[Start of Records provided]

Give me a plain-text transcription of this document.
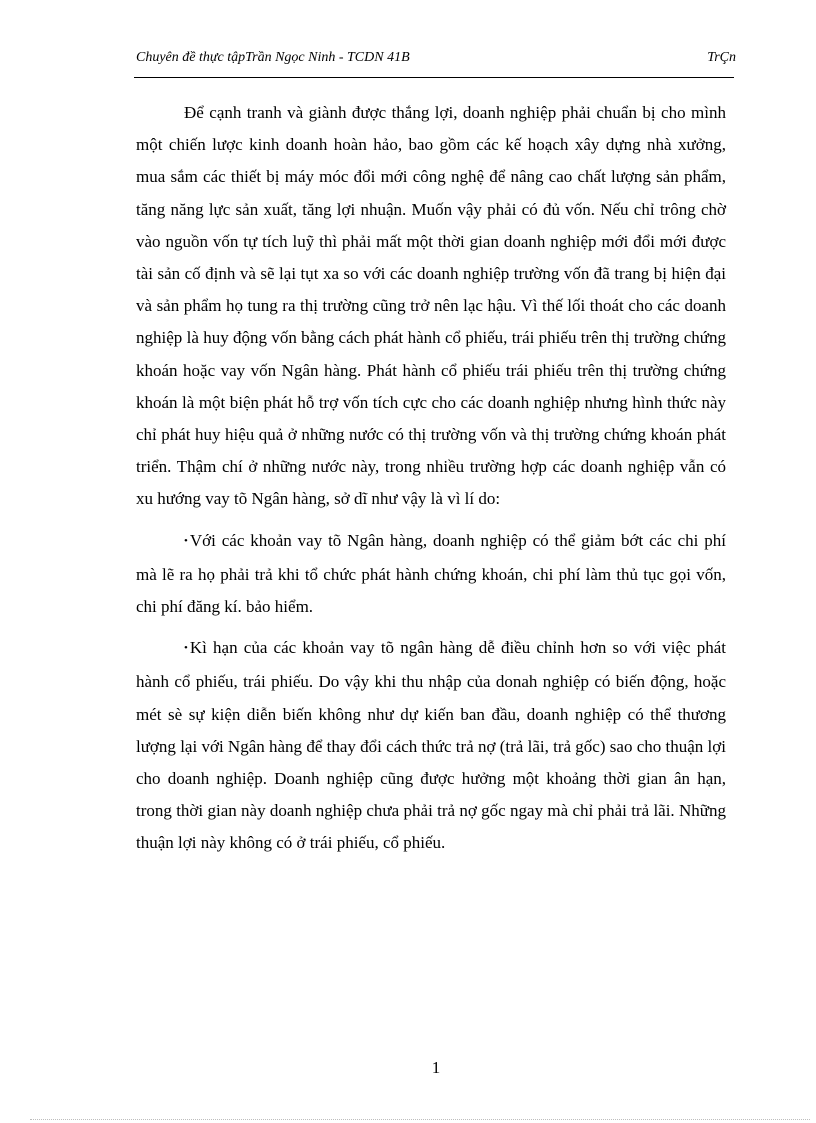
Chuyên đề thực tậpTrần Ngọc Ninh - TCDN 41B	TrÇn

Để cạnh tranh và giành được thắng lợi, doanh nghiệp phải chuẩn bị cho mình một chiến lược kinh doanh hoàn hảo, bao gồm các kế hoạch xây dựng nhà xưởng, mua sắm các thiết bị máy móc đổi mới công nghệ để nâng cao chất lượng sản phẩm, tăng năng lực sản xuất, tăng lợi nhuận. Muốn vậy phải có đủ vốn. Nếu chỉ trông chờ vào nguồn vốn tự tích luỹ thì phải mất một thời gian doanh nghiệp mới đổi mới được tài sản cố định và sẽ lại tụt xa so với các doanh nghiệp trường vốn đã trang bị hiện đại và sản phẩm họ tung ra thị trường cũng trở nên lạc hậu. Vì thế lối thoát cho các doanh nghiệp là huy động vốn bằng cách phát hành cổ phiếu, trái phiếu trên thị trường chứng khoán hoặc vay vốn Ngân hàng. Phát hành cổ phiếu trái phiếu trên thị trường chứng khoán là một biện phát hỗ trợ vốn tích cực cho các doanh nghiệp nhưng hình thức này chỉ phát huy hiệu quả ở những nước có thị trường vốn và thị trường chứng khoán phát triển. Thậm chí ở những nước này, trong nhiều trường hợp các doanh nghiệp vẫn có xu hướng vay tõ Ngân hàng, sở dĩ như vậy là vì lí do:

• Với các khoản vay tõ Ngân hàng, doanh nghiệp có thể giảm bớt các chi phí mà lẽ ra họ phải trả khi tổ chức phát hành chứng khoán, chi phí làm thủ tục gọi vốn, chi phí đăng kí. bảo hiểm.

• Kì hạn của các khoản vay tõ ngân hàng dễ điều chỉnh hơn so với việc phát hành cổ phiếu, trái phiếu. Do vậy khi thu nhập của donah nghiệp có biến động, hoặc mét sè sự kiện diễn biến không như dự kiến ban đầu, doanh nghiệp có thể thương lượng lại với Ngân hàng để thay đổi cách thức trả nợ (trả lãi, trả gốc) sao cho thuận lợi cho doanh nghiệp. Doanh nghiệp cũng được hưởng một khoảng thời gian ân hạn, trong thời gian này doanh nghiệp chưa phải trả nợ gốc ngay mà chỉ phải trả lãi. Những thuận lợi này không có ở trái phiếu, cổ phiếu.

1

[End of Records provided]
[Start of Records provided]

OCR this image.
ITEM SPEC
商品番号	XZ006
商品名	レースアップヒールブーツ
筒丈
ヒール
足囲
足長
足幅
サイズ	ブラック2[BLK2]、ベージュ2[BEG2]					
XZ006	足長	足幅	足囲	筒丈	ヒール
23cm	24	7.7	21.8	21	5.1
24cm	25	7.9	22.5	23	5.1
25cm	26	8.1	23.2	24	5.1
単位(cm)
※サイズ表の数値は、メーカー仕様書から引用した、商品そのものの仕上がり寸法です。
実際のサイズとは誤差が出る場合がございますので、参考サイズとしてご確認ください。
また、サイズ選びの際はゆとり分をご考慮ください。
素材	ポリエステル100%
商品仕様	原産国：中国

[End of Records provided]
[Start of Records provided]

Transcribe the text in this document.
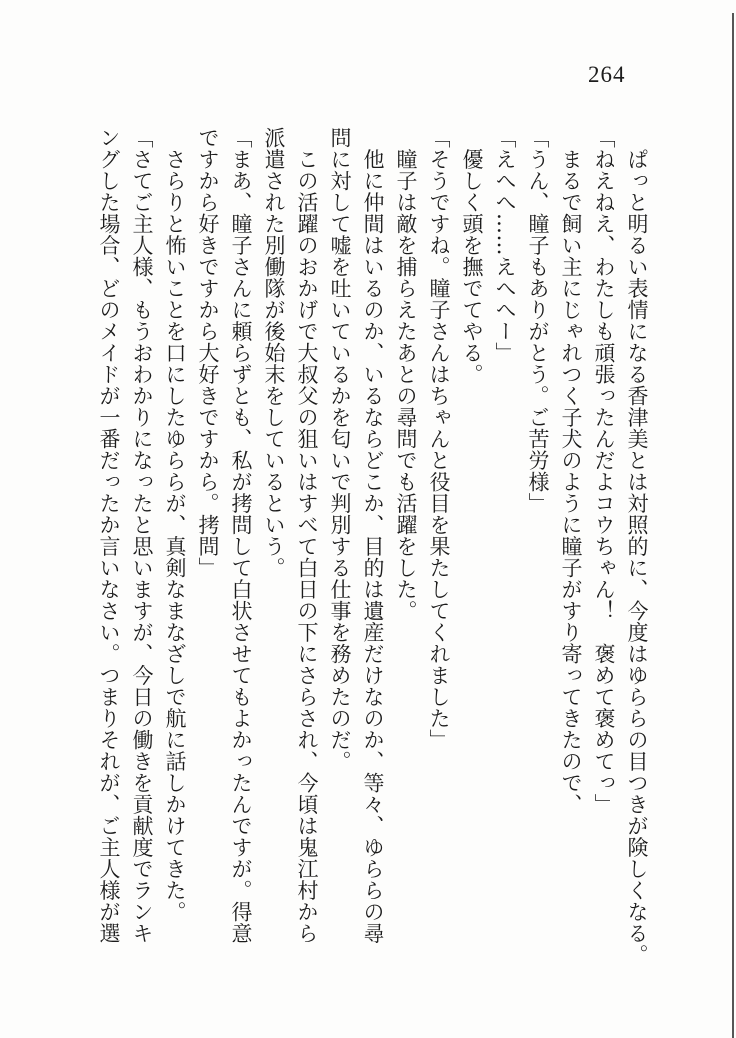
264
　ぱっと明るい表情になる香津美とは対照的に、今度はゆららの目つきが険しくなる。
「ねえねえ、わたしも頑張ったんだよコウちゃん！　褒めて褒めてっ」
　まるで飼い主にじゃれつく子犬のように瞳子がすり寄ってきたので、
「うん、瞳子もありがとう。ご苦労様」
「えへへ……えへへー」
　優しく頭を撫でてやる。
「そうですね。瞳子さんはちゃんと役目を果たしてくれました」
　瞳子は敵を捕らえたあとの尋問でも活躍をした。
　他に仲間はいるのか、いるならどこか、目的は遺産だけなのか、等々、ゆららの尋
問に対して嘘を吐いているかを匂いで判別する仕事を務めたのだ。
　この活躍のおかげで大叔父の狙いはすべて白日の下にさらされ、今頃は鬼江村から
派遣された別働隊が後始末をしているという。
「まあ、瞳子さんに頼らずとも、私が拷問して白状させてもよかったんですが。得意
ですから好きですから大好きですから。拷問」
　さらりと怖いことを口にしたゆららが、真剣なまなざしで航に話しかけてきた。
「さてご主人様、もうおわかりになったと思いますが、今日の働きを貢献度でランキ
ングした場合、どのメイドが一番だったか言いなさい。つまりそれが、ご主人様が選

[End of Records provided]

Note every line above where the string "document" shows up, and copy those lines.

Solution for this task |
Give me a plain-text transcription of this document.
Transcribe the text in this document.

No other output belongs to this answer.